**Directions**:
Copy each record exactly and skip its pictures.

**The data**:
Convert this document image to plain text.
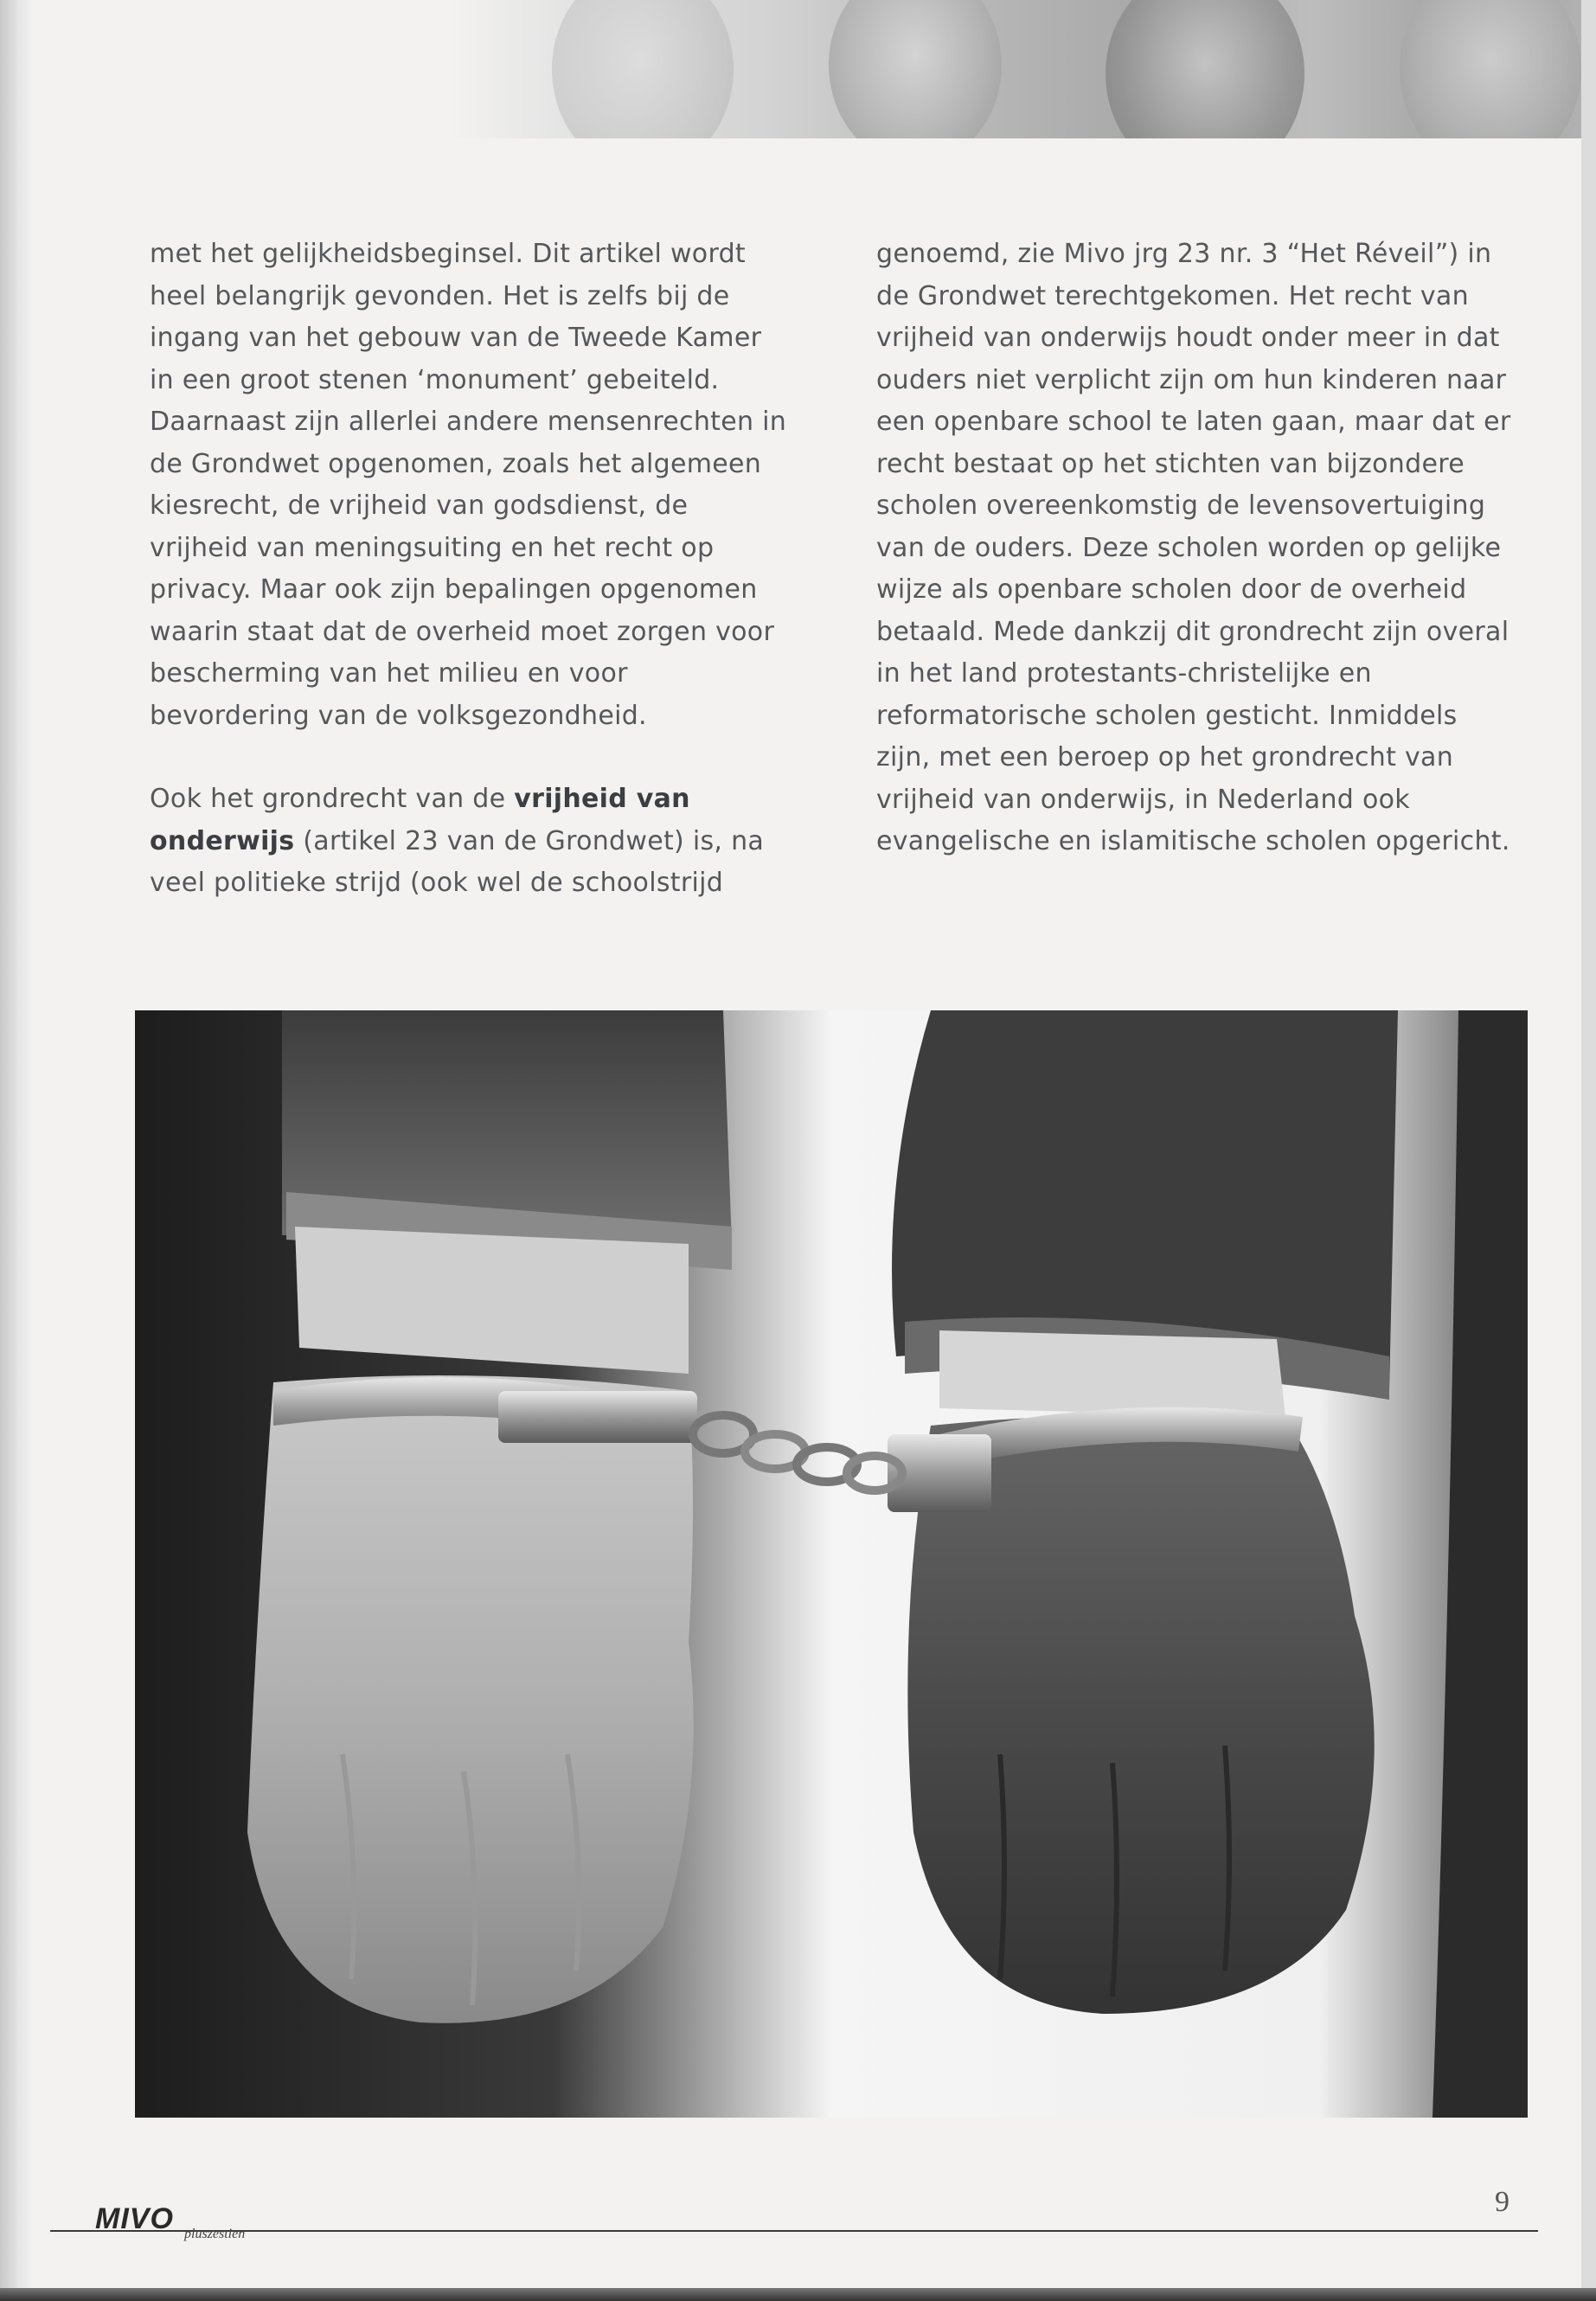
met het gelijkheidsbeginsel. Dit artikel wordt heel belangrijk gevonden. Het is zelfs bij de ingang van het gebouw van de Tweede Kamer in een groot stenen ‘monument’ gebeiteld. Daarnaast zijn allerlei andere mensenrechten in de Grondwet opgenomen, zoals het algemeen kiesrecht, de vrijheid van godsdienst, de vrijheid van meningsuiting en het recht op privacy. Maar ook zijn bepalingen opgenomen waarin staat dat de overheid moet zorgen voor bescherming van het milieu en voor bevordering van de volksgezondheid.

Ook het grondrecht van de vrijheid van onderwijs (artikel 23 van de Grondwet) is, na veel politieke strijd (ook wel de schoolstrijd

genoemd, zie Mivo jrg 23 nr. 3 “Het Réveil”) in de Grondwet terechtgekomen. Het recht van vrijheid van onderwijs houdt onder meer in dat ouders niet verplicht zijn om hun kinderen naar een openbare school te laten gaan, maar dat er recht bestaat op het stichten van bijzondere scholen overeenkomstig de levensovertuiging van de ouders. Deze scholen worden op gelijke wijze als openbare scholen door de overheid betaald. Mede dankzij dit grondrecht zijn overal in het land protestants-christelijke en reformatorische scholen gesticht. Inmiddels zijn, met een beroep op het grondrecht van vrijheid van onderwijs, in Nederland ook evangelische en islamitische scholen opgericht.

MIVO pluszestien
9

**Written answer**:
Convert this document image to plain text.
met het gelijkheidsbeginsel. Dit artikel wordt heel belangrijk gevonden. Het is zelfs bij de ingang van het gebouw van de Tweede Kamer in een groot stenen ‘monument’ gebeiteld. Daarnaast zijn allerlei andere mensenrechten in de Grondwet opgenomen, zoals het algemeen kiesrecht, de vrijheid van godsdienst, de vrijheid van meningsuiting en het recht op privacy. Maar ook zijn bepalingen opgenomen waarin staat dat de overheid moet zorgen voor bescherming van het milieu en voor bevordering van de volksgezondheid.

Ook het grondrecht van de vrijheid van onderwijs (artikel 23 van de Grondwet) is, na veel politieke strijd (ook wel de schoolstrijd

genoemd, zie Mivo jrg 23 nr. 3 “Het Réveil”) in de Grondwet terechtgekomen. Het recht van vrijheid van onderwijs houdt onder meer in dat ouders niet verplicht zijn om hun kinderen naar een openbare school te laten gaan, maar dat er recht bestaat op het stichten van bijzondere scholen overeenkomstig de levensovertuiging van de ouders. Deze scholen worden op gelijke wijze als openbare scholen door de overheid betaald. Mede dankzij dit grondrecht zijn overal in het land protestants-christelijke en reformatorische scholen gesticht. Inmiddels zijn, met een beroep op het grondrecht van vrijheid van onderwijs, in Nederland ook evangelische en islamitische scholen opgericht.

MIVO pluszestien
9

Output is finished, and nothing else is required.